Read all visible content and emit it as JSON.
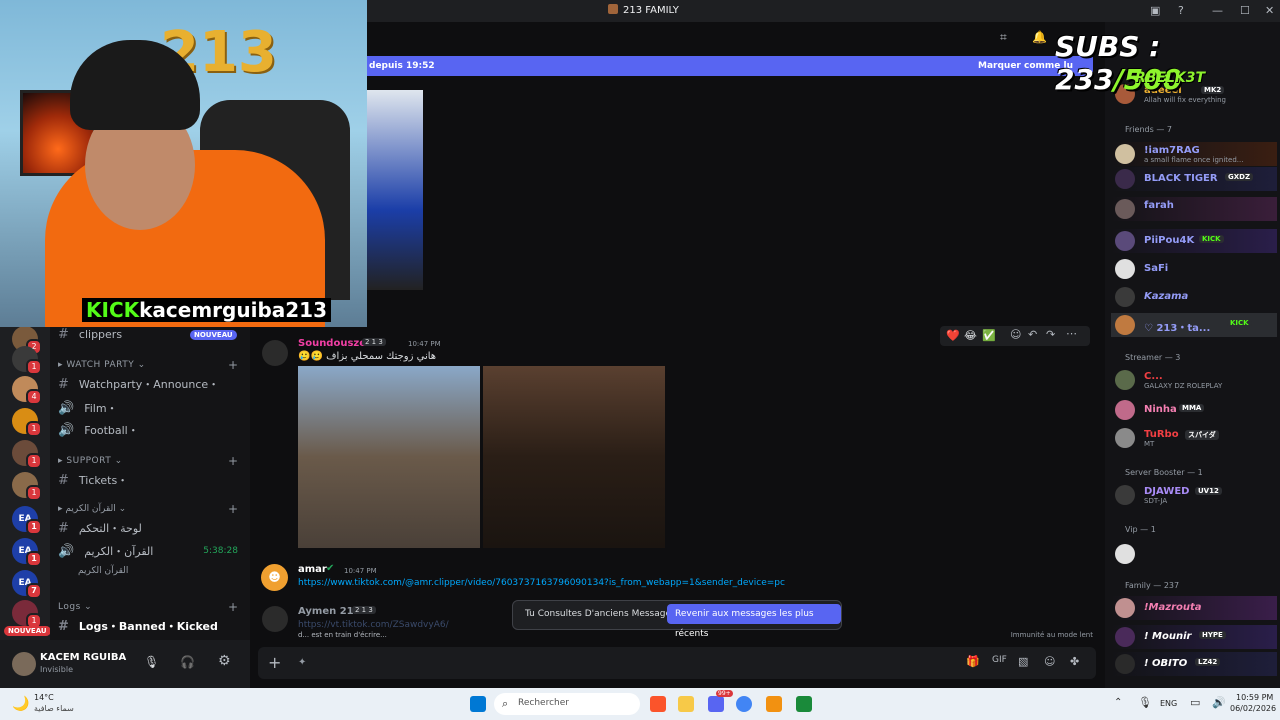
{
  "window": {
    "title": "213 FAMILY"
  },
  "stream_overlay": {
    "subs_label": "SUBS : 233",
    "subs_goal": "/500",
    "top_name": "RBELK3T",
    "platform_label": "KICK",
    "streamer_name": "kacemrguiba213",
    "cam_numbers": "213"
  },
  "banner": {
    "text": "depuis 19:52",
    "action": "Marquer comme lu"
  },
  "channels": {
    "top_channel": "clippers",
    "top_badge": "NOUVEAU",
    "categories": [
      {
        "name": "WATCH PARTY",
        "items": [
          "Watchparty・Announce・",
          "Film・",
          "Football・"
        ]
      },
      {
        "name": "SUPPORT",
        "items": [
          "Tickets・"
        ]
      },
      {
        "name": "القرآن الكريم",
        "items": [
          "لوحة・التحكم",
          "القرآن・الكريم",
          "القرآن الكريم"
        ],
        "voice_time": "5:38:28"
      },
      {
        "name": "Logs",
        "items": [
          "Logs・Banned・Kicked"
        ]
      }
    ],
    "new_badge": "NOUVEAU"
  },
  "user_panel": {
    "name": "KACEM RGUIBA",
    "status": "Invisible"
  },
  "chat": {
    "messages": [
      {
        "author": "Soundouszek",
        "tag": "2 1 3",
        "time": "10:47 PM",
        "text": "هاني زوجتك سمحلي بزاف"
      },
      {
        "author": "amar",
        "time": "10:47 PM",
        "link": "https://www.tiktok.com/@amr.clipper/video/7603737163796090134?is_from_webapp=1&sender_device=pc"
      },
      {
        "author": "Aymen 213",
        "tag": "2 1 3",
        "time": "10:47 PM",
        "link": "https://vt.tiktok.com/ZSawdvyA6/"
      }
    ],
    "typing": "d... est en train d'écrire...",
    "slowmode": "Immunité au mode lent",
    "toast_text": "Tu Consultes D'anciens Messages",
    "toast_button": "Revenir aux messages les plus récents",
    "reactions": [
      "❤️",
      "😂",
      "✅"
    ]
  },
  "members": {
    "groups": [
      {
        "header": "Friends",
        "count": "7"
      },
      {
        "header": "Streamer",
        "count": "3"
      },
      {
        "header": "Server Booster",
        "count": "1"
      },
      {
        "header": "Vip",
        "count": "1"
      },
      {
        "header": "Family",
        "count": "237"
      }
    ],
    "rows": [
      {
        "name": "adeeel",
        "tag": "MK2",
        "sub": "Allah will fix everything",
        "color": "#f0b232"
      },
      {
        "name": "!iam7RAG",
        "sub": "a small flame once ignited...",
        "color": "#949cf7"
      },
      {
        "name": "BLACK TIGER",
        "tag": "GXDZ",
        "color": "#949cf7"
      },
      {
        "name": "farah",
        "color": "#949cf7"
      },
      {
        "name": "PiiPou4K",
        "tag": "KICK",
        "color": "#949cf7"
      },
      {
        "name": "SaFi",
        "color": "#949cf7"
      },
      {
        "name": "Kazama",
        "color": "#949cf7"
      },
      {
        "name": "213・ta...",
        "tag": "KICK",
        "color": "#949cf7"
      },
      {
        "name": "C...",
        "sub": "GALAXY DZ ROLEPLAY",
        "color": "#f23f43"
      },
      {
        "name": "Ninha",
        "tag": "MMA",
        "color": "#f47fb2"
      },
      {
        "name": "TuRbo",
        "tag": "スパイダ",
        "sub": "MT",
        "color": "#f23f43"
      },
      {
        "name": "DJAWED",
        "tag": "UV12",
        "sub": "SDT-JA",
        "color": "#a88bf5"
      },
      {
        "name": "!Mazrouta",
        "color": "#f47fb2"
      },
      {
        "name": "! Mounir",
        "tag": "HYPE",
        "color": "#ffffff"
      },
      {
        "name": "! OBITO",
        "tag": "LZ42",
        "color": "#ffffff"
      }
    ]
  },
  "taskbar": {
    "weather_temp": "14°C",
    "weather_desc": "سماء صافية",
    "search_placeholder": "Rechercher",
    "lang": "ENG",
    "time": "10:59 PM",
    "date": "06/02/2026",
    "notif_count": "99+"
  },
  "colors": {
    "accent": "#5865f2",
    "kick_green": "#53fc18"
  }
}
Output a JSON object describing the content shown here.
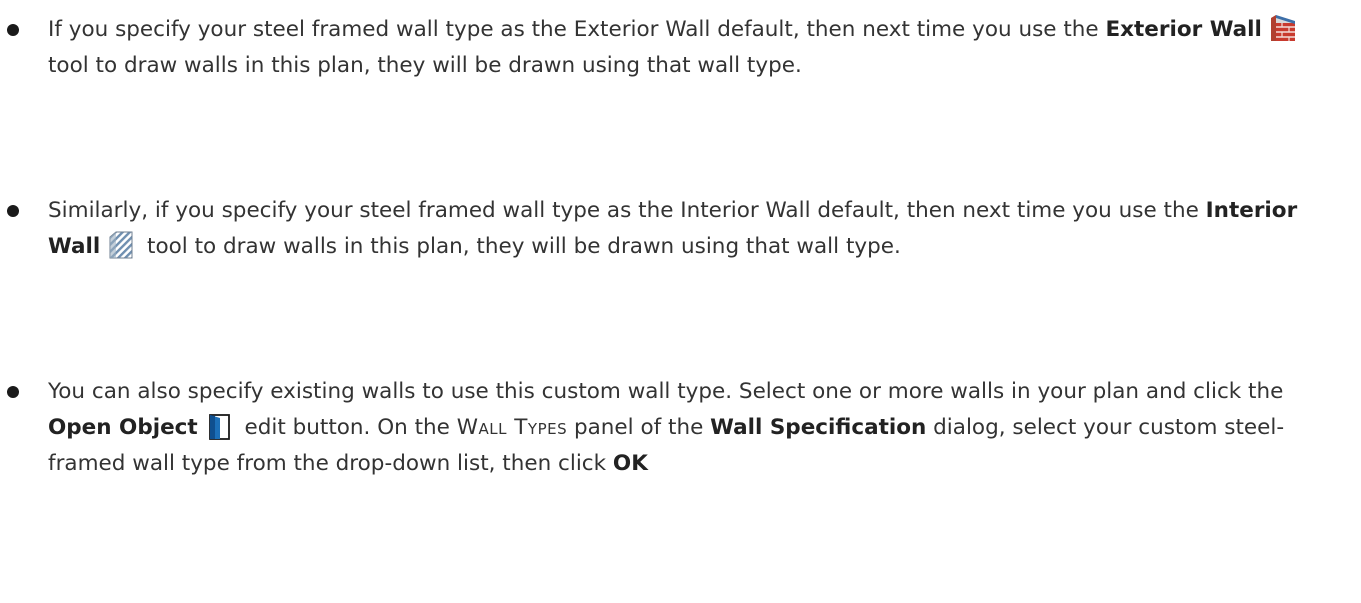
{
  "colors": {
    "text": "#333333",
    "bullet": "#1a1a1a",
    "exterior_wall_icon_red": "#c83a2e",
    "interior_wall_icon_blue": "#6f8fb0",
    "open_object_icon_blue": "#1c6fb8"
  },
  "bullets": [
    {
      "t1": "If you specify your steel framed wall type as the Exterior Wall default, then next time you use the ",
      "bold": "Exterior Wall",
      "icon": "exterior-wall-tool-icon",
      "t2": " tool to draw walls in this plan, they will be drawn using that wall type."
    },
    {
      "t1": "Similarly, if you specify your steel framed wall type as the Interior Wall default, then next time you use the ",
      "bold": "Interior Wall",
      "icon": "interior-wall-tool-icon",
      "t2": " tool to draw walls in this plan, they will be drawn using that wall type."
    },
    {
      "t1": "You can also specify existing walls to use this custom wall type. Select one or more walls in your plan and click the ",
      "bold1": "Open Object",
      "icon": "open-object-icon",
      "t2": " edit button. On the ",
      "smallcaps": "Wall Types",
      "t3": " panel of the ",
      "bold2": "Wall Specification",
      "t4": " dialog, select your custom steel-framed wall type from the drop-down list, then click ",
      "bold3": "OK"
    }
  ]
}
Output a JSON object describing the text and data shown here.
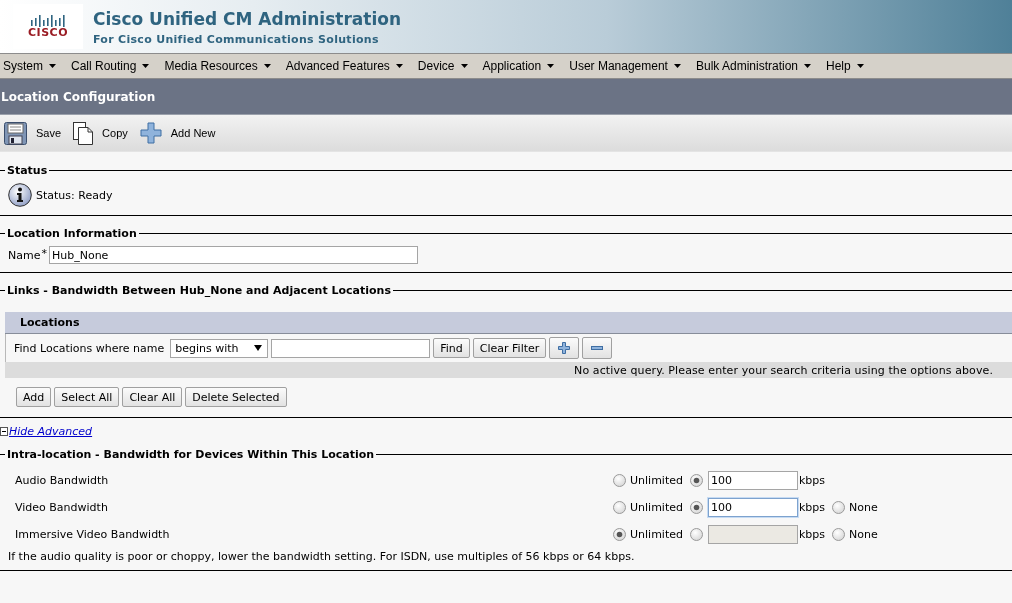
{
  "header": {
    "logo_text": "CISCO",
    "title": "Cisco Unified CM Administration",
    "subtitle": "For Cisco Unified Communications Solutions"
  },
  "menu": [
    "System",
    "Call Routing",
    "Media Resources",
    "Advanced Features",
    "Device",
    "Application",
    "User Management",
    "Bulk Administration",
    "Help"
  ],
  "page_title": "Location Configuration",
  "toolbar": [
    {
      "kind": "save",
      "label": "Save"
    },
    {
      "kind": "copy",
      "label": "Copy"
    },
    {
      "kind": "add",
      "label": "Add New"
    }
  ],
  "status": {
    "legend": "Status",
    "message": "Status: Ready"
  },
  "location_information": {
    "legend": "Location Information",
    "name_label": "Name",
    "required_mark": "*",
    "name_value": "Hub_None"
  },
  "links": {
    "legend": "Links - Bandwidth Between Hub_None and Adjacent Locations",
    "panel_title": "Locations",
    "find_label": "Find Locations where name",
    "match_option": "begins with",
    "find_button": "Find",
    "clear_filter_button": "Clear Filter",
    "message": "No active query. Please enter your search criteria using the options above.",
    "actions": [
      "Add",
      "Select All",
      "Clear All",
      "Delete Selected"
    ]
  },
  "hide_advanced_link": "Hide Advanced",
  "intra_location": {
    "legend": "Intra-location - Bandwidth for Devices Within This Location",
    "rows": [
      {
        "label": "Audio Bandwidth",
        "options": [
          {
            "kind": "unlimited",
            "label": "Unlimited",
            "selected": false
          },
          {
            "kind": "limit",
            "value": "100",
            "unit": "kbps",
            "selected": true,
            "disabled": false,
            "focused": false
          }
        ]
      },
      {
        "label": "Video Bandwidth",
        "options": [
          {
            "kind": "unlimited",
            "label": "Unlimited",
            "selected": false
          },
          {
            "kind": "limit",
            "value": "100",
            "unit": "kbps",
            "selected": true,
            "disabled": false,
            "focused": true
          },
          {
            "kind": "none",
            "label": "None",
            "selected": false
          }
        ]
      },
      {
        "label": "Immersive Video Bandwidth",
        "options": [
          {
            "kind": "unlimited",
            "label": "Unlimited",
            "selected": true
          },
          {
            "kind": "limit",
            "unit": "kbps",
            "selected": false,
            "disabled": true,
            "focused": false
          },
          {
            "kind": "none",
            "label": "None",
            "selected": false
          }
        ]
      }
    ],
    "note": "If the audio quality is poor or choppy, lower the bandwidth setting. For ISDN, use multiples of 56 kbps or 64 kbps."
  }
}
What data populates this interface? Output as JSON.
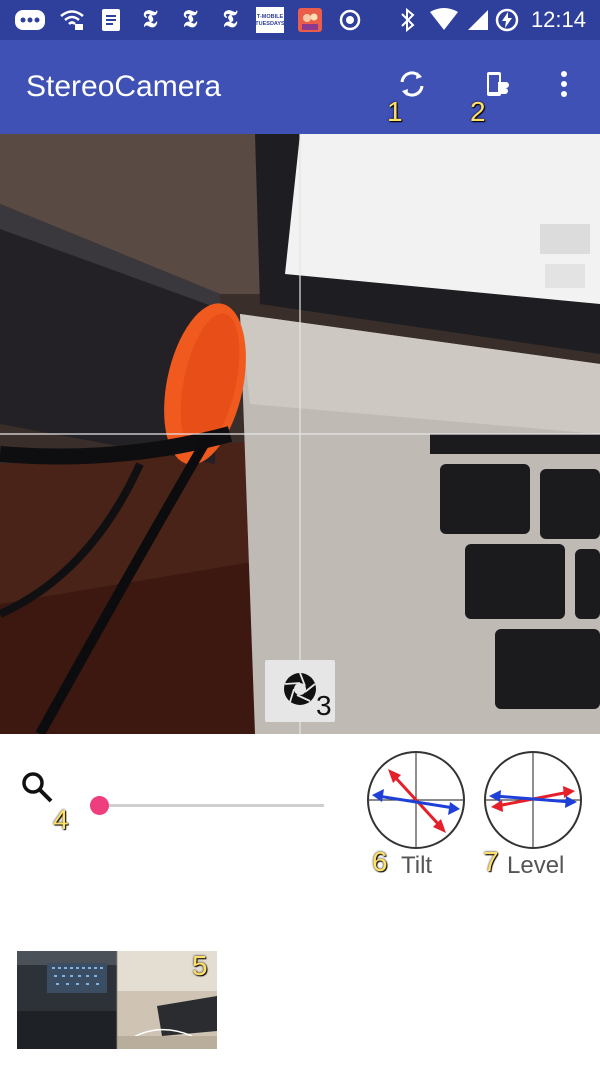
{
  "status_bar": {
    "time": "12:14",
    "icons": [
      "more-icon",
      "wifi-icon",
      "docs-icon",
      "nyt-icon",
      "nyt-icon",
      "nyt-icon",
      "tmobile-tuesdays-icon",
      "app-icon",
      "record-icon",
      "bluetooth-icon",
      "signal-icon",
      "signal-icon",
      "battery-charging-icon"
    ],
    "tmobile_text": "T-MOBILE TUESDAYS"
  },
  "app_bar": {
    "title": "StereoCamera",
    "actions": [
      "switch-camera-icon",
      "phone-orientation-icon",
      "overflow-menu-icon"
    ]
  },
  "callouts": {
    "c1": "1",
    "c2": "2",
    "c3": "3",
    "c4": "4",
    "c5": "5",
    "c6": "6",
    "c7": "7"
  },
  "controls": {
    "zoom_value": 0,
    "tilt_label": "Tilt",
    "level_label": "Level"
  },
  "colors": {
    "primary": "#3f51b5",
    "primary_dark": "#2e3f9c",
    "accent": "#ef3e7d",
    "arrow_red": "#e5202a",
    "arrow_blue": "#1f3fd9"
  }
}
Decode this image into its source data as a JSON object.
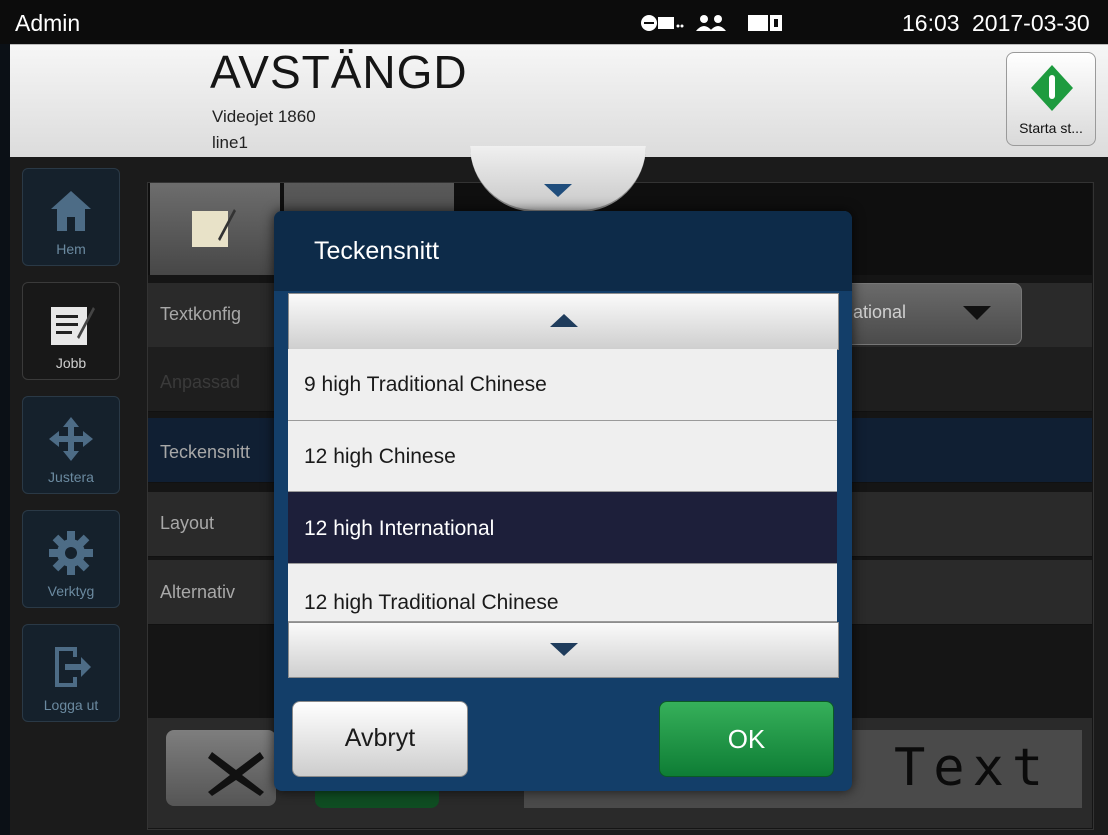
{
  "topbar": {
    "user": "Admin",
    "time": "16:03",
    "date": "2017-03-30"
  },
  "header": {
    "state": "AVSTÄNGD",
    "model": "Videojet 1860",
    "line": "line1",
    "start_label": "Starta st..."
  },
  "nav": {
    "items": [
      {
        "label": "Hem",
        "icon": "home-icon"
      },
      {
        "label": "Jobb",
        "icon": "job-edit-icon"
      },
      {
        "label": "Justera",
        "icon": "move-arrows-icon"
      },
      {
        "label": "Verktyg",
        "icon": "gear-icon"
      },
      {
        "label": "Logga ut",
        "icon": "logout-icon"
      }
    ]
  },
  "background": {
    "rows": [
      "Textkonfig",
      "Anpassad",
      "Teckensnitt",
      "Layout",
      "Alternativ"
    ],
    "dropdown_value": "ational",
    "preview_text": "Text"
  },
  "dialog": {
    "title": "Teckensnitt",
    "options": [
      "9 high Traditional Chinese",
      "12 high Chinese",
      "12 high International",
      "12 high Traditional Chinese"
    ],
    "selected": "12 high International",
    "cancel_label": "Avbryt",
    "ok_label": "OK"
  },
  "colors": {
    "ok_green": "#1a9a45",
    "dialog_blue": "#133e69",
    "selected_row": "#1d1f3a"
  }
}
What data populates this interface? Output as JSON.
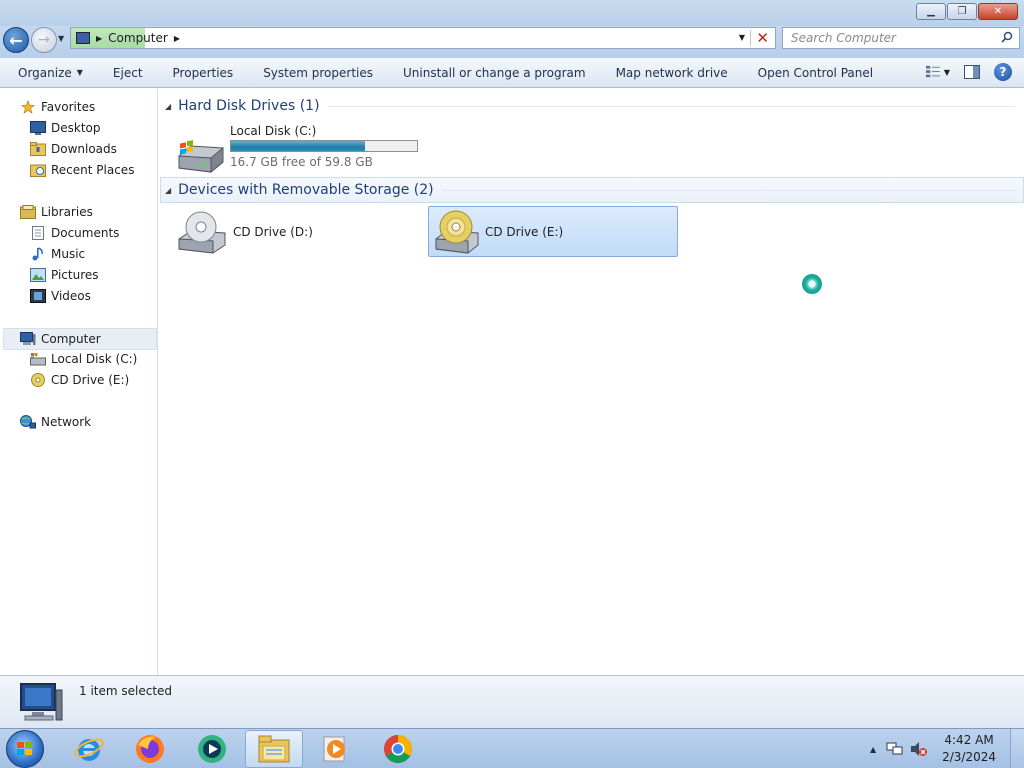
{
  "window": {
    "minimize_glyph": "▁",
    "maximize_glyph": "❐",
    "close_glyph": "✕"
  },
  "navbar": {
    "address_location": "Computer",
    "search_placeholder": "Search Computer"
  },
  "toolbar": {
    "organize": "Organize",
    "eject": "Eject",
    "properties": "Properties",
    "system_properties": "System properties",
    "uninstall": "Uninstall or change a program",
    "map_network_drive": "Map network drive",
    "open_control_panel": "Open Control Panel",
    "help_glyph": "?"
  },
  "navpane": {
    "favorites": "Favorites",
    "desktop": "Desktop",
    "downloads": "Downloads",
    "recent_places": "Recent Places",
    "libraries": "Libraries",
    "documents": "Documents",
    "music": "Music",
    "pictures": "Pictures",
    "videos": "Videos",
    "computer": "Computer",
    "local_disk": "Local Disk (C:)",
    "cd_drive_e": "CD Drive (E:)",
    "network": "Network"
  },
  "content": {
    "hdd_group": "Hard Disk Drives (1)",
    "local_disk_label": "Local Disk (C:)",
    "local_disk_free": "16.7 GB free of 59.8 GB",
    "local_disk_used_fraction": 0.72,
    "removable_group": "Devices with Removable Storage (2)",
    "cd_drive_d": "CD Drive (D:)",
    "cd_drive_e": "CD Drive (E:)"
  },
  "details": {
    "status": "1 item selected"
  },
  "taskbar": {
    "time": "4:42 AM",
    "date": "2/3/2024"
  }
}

____

Select every line where the word "legend" occurs.

    "legend": "Status",
    "legend": "Location Information",
    "legend": "Links - Bandwidth Between Hub_None and Adjacent Locations",
    "legend": "Intra-location - Bandwidth for Devices Within This Location",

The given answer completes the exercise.